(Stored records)
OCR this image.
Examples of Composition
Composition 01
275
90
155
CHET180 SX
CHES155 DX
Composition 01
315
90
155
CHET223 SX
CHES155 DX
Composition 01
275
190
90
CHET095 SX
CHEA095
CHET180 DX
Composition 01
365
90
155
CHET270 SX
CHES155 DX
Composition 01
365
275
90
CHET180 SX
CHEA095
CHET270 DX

...

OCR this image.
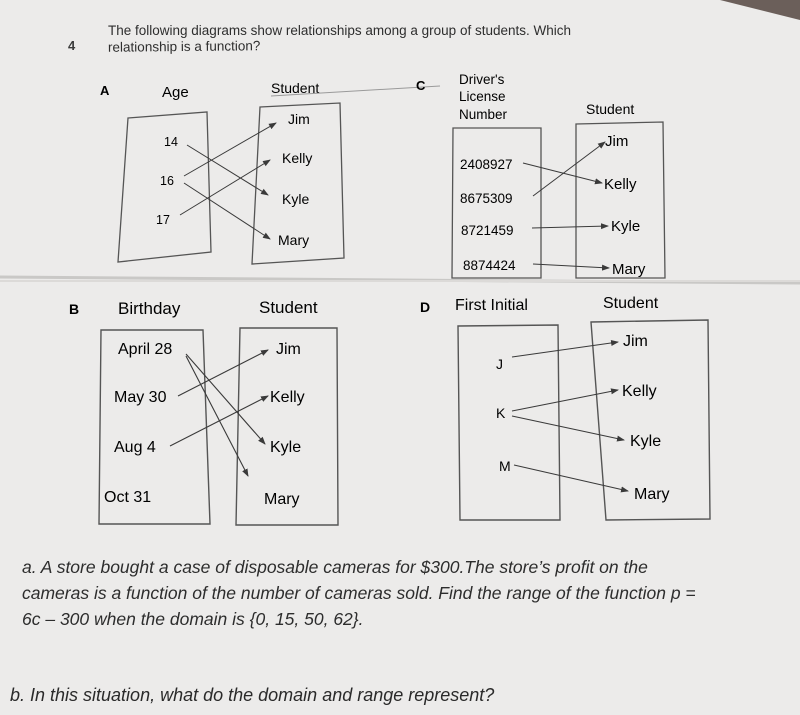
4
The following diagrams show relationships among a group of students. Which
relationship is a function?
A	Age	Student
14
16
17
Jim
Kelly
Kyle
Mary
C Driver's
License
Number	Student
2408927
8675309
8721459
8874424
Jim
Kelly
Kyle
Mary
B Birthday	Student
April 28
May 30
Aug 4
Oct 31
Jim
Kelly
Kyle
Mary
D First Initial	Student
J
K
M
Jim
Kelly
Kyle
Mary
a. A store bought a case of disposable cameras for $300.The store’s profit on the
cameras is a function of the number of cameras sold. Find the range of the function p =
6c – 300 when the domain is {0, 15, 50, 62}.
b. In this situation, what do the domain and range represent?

DO THIS: What is the number of lines above that hold the string "cameras"? Answer with that number alone.

COMPLETE RESPONSE: 2